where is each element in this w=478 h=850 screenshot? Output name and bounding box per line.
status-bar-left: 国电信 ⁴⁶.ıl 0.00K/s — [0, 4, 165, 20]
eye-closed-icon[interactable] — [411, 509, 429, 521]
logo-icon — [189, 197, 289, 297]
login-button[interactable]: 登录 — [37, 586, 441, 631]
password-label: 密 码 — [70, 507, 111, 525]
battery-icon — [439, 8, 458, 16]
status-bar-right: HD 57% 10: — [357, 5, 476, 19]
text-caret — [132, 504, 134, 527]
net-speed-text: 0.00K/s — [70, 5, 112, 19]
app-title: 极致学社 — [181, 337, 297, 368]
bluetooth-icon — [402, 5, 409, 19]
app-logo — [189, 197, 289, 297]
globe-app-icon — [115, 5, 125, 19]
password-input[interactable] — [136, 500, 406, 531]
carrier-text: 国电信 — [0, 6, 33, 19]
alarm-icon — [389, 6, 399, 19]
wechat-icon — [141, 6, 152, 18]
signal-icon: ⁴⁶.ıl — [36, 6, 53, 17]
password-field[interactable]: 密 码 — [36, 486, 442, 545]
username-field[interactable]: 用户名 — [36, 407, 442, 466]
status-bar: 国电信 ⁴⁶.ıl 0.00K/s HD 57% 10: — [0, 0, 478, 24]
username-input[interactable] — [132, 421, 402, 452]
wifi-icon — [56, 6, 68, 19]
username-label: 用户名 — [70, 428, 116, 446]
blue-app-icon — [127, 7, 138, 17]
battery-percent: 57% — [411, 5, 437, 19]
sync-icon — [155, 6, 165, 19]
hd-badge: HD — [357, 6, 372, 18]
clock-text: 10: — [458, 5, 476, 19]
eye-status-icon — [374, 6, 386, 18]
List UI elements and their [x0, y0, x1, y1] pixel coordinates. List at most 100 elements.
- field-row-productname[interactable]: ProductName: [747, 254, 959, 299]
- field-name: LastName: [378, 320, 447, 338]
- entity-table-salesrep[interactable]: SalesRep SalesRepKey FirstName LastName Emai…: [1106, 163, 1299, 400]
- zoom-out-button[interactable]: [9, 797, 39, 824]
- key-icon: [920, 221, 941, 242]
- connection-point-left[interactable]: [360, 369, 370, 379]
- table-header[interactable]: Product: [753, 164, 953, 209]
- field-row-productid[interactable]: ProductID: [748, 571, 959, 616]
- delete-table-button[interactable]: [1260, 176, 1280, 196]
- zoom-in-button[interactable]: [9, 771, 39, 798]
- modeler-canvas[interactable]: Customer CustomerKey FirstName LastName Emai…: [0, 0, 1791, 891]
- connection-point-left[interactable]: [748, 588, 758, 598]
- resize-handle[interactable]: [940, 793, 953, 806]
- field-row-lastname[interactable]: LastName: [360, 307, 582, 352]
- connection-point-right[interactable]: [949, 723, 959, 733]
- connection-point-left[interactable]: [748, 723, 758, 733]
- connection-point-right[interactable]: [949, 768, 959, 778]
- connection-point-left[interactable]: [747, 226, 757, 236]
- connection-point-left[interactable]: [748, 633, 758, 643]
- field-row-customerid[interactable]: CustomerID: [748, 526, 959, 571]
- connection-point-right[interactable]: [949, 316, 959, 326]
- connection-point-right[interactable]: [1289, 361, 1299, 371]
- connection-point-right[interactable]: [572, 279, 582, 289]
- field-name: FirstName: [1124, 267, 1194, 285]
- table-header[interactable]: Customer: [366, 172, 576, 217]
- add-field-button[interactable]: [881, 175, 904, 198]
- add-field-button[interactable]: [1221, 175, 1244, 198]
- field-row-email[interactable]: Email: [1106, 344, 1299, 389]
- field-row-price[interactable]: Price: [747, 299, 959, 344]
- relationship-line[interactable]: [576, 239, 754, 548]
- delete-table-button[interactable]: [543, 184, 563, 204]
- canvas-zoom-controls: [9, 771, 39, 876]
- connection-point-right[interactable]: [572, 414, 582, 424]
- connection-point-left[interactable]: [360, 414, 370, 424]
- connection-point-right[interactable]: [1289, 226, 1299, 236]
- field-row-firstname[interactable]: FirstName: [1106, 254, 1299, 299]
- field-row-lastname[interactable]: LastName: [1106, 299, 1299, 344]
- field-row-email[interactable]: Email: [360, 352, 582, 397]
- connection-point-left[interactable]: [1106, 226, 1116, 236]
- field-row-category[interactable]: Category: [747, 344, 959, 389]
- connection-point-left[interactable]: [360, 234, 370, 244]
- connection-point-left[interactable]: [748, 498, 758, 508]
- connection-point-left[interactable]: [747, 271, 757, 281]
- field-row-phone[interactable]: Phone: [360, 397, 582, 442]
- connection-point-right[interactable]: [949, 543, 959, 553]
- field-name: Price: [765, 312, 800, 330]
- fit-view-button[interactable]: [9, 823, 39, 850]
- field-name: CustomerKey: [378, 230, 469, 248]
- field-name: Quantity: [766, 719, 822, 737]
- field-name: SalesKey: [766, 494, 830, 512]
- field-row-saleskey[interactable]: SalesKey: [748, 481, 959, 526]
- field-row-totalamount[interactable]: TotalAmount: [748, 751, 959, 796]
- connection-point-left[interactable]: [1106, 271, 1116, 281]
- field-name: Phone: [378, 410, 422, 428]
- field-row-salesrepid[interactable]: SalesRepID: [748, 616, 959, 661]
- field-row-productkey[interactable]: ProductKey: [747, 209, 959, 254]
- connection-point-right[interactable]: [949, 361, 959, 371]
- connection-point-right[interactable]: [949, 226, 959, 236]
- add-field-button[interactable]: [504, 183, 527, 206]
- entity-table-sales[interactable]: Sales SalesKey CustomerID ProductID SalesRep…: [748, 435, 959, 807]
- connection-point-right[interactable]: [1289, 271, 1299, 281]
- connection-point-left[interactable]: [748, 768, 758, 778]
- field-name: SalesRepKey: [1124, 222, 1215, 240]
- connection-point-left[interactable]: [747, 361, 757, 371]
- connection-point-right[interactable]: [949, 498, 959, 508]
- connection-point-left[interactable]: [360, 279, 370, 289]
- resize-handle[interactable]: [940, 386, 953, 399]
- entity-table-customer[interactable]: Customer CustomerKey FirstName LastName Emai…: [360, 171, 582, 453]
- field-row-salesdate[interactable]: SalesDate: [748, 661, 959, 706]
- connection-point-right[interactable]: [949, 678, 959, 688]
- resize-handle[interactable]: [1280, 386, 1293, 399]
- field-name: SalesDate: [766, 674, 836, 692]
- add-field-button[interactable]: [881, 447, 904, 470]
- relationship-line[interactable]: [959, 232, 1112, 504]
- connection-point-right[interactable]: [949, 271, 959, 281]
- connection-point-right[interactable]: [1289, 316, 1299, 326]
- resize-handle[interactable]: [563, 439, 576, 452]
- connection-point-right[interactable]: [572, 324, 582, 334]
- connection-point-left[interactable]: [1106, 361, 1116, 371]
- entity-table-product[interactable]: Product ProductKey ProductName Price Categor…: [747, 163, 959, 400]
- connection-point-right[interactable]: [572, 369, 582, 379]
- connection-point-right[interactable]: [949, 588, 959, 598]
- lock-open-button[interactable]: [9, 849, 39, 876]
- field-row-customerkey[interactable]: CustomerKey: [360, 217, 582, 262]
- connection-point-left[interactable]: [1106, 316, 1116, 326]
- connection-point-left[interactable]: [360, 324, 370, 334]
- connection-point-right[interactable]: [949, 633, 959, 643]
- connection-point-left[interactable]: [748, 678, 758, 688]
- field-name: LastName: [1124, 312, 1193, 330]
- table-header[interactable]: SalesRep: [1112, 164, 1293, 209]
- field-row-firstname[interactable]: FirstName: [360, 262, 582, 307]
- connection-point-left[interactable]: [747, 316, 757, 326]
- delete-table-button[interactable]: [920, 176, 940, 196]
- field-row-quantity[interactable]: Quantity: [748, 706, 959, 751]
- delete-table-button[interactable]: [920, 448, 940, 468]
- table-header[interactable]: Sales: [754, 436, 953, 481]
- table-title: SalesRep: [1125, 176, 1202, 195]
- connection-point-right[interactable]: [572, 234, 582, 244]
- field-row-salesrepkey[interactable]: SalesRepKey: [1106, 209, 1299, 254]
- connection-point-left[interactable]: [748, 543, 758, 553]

● **OBJECTIVE**
List every line from the rows above that contains the string "LastName".

● **SOLUTION FOR THIS TASK**
- field-name: LastName: [378, 320, 447, 338]
- entity-table-salesrep[interactable]: SalesRep SalesRepKey FirstName LastName Emai…: [1106, 163, 1299, 400]
- modeler-canvas[interactable]: Customer CustomerKey FirstName LastName Emai…: [0, 0, 1791, 891]
- field-row-lastname[interactable]: LastName: [360, 307, 582, 352]
- field-row-lastname[interactable]: LastName: [1106, 299, 1299, 344]
- entity-table-customer[interactable]: Customer CustomerKey FirstName LastName Emai…: [360, 171, 582, 453]
- field-name: LastName: [1124, 312, 1193, 330]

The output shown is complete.